Questions on the material
- 1) Answer these questions from the article on remote work, one per line:
(a) What is the name for our resistance to something that threatens our behavioral freedoms?
(b) According to the Future Forum study, which employees are substantially more likely to leave a job?
(c) What behavior does the article call quiet quitting?
- 2) Please write a continuation of the article on ending the war on remote work, picking up after its final sentence.

Text provided
- Opening Delimiter -

Friday, October 13, 2023

It Is Time to End the War on Remote Work

Corporate leaders and their employees are in a fight for the soul of the workplace. For many of us, the outcome will define our work life for decades.

Since the pandemic began, many employees have relied on remote work to perform their jobs. But employers have applied steady and increasing pressure to do more work in the office, fueled by a belief that employees work more effectively when they’re physically present. There is little objective data to support their position, but it remains strongly held by many. As a result, companies continue to bludgeon their workers with return-to-office (RTO) mandates. And those affected by them continue to fight back.

The benefits of in-person interaction are meaningful, such as spontaneous opportunities to learn and collaborate. Rather, the real dispute is about who decides how and to what extent that kind of work will happen. Some leaders believe that more control over where people work will create better results, but the data tell a different story. It is clear that mandates should end.

Attendance requirements fail and aggravate. Despite sustained efforts to get people in more often, office attendance has been flat. Employees with rigid work schedules are substantially more likely to leave a job compared to those with flexibility, according to a Future Forum study released earlier this year. And these sentiments are not confined to the lower ranks. Most executives insist on some autonomy over where they work.

Many in leadership do not realize that when they enact a mandate they often trigger an innate response to oppose it. This reaction is a well-studied behavior referred to as psychological reactance. It is our resistance to something that threatens our behavioral freedoms, and it is observable in even the most trivial situations. Studies have found that it is so deep-seated that it taps into both our cognitive and emotional response systems.

A mandate to attend an office is usually perceived as a threat to personal freedom. In a lot of us, it provokes reactance, which may cause refusal to comply, a search for a new job or complying but being intentionally less productive (otherwise known as quiet quitting).

Furthermore, we can even experience reactance when we simply observe another’s freedoms being restricted. For instance, if your colleague is forced to come in three days a week under threat of performance demerits, you may have a negative emotional reaction, even if the requirement does not apply to you.

Additionally, by almost every measure, employee experience is harmed by required attendance and improved by flexibility. It is no wonder that so many RTO mandates fail.

Despite numerous botched attempts, new attendance requirements continue. Countless RTO initiatives have been rolled out – and later scuttled after those affected refused to cooperate. In some cases, mutinies have played out publicly on social media. Yet companies continue to demand more in-office work. A few factors are likely at play:

The reason most often cited is that some employers have blind faith that physical proximity increases output. They insist that our best work is done in person. The hard truth is that we do not know to what extent being in person improves our productivity. Their claim cannot be proven nor can it be denied.

- Closing Delimiter -

Extracted entries
- Opening Delimiter -

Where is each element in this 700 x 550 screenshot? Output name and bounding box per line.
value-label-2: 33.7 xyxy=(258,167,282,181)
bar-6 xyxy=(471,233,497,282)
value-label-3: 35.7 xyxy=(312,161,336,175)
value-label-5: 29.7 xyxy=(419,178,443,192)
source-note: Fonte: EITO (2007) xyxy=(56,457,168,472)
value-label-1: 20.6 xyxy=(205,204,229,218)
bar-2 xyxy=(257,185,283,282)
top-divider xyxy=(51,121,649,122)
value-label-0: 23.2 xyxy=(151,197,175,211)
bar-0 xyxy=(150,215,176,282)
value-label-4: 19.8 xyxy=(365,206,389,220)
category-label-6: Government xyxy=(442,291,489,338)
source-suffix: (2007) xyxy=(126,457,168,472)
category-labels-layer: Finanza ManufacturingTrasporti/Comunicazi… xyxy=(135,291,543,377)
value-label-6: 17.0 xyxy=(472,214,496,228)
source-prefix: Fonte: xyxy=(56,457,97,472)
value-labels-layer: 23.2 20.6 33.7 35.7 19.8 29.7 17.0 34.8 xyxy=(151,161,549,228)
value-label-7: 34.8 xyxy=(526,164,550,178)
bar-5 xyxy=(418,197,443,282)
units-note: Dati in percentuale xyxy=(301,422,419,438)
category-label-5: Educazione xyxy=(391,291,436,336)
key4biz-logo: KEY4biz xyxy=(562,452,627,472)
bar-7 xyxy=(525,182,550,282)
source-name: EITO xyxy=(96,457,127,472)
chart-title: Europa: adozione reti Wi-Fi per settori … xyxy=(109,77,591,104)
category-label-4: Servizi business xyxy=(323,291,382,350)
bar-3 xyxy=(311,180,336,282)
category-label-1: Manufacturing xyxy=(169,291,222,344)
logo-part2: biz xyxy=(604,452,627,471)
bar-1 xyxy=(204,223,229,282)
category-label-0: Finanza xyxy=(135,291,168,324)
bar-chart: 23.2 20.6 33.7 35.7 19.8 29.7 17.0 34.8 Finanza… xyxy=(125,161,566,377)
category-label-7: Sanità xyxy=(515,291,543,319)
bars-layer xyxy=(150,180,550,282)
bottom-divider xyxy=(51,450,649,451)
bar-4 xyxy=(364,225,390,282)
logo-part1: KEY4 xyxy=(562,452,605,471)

- Closing Delimiter -

Expected outputs
- 1)
(a) Psychological reactance.
(b) Employees with rigid work schedules, compared to those with flexibility.
(c) Complying with a mandate but being intentionally less productive.

- 2)
Many in the C-suite are frustrated that their office space is underused. Most companies have put years and significant thought and capital into how their offices are designed, where they are located and how to improve their employees’ experience at work. It frustrates them to see those real estate assets sit idle.

But there may also be a more personal reason for the relentless RTO push. Most leaders achieved their position while working in an office and therefore want to maintain the playing field on which they succeeded. I will not claim this is a calculated move. I will simply say that people are often biased in favor of themselves. The fallout has been that employers continue to ratchet up their enforcement. Many have used peer pressure and implied punishment to encourage more office time. Some have even tied performance reviews and compensation to attendance. The unintended consequence is that many people go in to perform “productivity theater.” Or even play games with badge swiping to pretend they are in. In those cases, nobody wins.

Employers must only mandate choice. I have some advice for any company debating its workforce strategy: Don’t fight trends. They are more powerful than you are. Trends should be leveraged, maneuvered or followed, but not resisted. The right to choose where we work is the trend that has emerged from the pandemic. Despite what some believe, it absolutely does not mean fully remote. People thrive on in-person interactions. They know that part of their job is often done better in a shared space, and they enjoy socializing in an office. But they still want a choice.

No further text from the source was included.